The problem: Below are some records. Pull every line that contains the word "JSON".
* * * *
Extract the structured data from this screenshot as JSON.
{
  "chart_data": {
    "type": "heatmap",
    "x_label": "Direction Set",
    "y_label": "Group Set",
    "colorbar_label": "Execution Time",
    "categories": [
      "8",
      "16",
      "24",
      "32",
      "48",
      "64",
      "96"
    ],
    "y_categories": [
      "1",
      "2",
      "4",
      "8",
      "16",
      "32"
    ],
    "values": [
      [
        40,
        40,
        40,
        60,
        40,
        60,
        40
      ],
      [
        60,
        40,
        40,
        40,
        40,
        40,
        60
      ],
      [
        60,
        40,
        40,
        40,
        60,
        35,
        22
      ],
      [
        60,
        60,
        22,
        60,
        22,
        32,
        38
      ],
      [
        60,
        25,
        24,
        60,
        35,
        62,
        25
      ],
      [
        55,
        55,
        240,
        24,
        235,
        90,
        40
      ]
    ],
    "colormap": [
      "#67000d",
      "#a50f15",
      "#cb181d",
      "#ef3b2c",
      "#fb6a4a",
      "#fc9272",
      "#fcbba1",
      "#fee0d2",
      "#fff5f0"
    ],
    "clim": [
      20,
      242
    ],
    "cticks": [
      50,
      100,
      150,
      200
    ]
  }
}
* * * *
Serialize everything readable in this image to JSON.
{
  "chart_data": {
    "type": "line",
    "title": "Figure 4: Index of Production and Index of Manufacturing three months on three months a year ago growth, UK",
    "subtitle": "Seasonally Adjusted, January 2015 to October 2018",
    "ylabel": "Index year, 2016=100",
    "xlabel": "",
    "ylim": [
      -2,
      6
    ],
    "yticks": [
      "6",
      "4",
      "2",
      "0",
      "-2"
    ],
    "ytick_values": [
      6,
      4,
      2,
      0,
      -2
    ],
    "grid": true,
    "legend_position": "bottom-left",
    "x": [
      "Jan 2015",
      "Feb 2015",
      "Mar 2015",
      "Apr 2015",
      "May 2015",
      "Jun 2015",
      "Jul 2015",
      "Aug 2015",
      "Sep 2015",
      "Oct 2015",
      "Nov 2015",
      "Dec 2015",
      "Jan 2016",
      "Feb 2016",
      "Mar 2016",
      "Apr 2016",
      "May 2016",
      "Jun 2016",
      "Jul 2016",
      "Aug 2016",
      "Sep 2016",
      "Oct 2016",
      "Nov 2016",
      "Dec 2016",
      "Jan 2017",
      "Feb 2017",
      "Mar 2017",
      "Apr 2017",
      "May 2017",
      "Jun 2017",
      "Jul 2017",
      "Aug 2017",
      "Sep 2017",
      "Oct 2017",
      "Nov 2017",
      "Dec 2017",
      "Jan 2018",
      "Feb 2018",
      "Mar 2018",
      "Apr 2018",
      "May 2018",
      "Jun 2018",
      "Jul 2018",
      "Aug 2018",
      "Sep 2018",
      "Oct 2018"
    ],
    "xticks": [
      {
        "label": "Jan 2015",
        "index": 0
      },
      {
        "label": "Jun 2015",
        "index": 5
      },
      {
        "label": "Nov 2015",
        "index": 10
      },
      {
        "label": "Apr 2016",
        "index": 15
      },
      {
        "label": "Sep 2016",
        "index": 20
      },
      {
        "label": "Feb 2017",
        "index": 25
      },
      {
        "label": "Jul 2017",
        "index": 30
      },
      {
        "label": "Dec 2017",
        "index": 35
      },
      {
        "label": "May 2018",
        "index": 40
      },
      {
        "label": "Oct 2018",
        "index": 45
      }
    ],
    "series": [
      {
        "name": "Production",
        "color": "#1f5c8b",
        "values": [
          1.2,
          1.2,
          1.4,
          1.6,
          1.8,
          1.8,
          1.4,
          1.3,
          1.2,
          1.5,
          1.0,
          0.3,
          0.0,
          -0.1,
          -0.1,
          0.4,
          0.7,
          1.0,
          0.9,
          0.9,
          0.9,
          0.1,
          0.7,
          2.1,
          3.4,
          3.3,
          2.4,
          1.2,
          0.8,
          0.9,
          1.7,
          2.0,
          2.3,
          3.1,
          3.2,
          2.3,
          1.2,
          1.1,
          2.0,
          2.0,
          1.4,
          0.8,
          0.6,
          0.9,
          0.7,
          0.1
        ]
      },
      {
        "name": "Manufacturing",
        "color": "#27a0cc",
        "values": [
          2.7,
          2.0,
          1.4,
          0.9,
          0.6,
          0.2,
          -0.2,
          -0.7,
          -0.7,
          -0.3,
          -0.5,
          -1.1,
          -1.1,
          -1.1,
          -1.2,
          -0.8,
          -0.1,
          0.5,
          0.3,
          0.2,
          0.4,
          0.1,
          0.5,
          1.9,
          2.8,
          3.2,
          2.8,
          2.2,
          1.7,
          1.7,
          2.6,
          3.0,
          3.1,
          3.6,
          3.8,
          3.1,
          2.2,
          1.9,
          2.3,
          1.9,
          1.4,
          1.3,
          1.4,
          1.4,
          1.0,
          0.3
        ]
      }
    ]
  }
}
* * * *
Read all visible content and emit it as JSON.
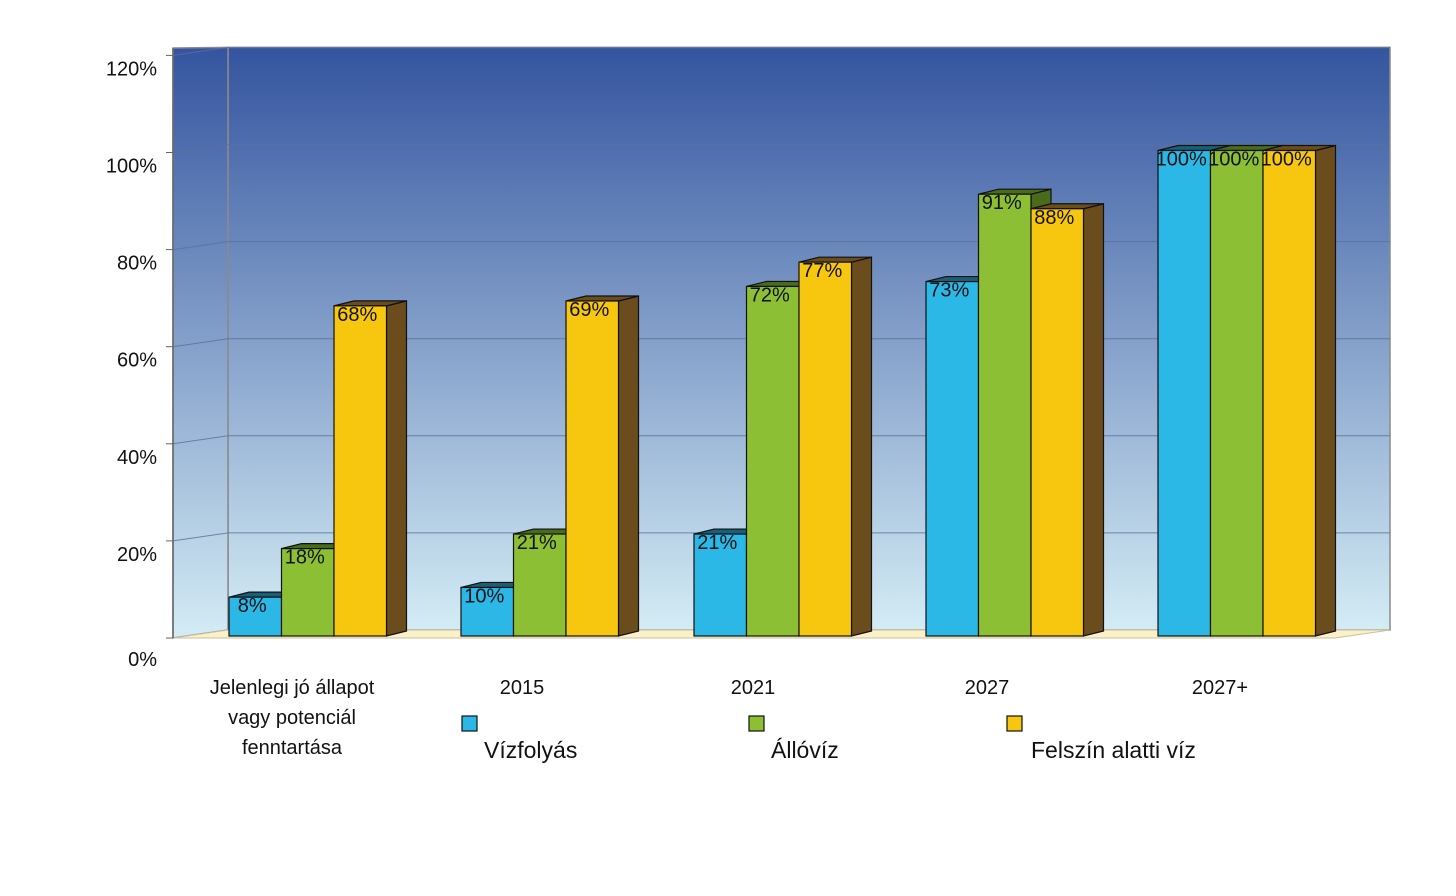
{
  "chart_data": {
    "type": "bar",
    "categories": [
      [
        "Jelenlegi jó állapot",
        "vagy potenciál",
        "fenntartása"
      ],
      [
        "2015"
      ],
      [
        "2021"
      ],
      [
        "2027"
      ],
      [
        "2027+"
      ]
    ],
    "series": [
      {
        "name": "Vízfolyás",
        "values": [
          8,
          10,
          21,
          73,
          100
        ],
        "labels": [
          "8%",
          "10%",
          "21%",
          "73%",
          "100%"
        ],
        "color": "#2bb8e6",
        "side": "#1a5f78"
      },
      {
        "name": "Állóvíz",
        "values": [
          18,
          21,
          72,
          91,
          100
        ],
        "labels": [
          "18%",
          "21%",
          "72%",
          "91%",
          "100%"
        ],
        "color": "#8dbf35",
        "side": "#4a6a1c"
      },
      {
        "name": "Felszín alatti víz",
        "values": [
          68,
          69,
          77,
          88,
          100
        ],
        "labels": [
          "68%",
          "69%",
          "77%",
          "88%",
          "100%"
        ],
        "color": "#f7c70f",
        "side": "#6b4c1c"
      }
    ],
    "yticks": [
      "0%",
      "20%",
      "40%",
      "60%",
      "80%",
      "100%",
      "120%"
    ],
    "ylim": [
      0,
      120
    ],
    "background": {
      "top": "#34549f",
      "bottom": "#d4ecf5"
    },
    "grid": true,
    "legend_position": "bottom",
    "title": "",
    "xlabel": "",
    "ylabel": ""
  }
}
* * * *
Exercise result:
Extract the structured data from this screenshot as JSON.
Serialize everything readable in this image to JSON.
Read all visible content and emit it as JSON.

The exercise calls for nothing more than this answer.